#### Excerpted passage
-------

We stopped the startup after a 9-month sprint. It is never easy to make decisions like this when there is a lot of emotion involved, but like in poker, you have to look at the cards you hold, how many chips are left in the stack, and decide what the right move is at that point in time.


How it started

Nine months ago I decided to build a startup. The decision was not simple, especially after 10 months earlier I founded a services company in Singapore that generates nice profits. But I felt it was the right time, the stars aligned.

It took me a few months to finish existing projects, almost freeze the Singapore activity, and focus on building the startup. I built a strategy, timelines, and a clear work plan, including a predefined Stop-Loss button.


Ideation stage

I started with a structured process:

  • 5 main problems to test

  • Shallow and deep market research

  • Conversations with friends in the industry, professionals, investors, and anyone who could contribute

After two months we reached the critical decision between two main problems.

-------

Records from a dataset
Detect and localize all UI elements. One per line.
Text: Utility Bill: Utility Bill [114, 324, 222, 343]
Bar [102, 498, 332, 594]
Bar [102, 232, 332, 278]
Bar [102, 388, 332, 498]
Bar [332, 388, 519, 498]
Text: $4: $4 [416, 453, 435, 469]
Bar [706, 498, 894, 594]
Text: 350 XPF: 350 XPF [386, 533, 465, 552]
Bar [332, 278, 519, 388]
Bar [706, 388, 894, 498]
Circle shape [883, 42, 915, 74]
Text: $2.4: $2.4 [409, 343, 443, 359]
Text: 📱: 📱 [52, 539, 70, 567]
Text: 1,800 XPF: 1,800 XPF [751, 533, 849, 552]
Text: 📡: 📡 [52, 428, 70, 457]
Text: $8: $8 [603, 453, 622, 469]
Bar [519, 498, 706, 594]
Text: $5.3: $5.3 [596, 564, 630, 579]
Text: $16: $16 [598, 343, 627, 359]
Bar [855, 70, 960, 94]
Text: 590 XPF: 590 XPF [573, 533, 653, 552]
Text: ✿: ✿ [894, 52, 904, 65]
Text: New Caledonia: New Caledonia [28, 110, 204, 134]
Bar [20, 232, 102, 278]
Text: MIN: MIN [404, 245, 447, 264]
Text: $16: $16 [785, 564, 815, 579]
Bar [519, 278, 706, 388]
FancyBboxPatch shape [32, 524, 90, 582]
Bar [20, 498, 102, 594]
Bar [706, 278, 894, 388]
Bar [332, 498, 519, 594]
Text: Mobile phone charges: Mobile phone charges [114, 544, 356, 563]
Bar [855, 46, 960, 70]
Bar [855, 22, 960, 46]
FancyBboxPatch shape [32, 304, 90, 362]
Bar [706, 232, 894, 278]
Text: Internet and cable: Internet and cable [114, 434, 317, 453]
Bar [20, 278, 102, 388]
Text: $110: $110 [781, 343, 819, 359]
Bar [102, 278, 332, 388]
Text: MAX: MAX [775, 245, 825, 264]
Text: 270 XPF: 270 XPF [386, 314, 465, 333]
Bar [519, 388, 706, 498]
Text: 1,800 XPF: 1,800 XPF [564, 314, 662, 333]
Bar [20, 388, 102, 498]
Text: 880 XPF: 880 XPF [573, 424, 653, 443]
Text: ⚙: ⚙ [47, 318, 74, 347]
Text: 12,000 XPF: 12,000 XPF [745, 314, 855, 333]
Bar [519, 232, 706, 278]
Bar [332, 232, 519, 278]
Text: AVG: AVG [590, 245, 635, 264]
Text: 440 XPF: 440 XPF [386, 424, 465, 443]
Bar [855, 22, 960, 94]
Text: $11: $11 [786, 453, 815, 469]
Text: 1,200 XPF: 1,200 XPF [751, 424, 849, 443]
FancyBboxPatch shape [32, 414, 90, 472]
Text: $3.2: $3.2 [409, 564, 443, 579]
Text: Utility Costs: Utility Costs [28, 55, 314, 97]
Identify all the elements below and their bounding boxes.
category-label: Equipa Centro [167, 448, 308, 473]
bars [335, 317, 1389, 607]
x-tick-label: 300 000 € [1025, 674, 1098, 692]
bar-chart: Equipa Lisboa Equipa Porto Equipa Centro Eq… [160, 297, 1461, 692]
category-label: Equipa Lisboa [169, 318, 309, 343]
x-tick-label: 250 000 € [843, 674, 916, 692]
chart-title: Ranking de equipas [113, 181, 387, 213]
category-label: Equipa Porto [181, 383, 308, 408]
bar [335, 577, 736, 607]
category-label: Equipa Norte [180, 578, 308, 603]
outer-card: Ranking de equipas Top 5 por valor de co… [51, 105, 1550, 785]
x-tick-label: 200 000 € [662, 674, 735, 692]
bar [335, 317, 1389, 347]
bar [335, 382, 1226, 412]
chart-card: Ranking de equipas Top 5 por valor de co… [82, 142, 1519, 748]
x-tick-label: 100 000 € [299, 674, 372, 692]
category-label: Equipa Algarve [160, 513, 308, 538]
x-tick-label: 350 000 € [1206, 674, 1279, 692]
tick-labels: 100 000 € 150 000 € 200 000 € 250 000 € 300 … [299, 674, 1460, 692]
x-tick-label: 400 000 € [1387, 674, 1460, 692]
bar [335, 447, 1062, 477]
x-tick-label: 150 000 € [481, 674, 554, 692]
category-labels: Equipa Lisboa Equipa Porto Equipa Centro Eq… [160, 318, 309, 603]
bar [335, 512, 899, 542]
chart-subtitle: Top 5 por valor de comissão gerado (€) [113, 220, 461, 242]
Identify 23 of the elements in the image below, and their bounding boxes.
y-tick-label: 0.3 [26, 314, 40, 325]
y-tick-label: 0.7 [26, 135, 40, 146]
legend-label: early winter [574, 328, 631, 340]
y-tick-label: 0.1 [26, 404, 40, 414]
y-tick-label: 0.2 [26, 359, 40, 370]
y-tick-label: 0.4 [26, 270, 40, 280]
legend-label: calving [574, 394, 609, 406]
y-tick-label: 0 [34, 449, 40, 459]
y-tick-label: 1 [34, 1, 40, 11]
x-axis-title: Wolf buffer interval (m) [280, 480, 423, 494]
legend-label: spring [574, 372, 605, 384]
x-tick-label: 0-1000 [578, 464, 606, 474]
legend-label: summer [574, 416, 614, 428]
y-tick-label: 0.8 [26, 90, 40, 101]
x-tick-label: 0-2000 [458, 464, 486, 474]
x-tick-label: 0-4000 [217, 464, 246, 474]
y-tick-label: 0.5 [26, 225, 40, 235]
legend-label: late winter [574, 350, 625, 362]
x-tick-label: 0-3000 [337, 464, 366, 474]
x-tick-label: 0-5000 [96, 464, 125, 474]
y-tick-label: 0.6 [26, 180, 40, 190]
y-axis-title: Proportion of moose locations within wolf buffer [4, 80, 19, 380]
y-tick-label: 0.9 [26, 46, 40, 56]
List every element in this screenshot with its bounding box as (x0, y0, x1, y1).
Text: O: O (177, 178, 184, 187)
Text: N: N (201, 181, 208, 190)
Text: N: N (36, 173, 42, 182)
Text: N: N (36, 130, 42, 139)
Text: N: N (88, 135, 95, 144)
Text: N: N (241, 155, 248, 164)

-------

#### Written exercise A
Rewrite the paragraph of the startup account beginning "Nine months ago I decided" in a shorter form that keeps its main facts.
#### Written exercise B
Carry the startup account forward from its final sentence.

#### Right answer A
Nine months ago I chose to build a startup. It was a hard choice, since ten months before that I had founded a profitable services company in Singapore, but the timing felt right.

#### Right answer B
Validation stage

Talks with dozens of potential customers and professionals, and warming up investors in the background, led to a decision: we go with the problem we know in depth, one that has real customer need, and investors showed interest.


The first fundraising attempt

The initial thesis was simple: a basic deck, a familiar and deep market, clear customer need. We decided to “test the waters” with friendly funds that invest in a strong team, that is what we believed at the time.

The idea was to do a few weeks of open conversations, get feedback, then go out to the “real round”, and maybe by chance raise without really intending to.

We did not get the surprise check, but it was not part of the plan anyway.


The turning point at RSA, San Francisco

We flew to the other side of the world to RSA in San Francisco, the biggest cyber conference. The goal was to do deep and technical competitive research. We researched and learned about 15 companies of all sizes, public companies, growth companies, and of course startups. An important point: the advantage at a conference like RSA is that most companies send their product people and also very technical folks, and you can get a lot of interesting, useful, and current information about what the company is working on. Information you will not get on the company website, and you will definitely not get a demo just for market research.

The conclusion was clear: we were behind on time-to-market for the problem we wanted to solve, and we needed to pivot. The most important insight was to understand what not to do. Most companies “got addicted” to a certain style of cyber solutions and struggled to think outside the box.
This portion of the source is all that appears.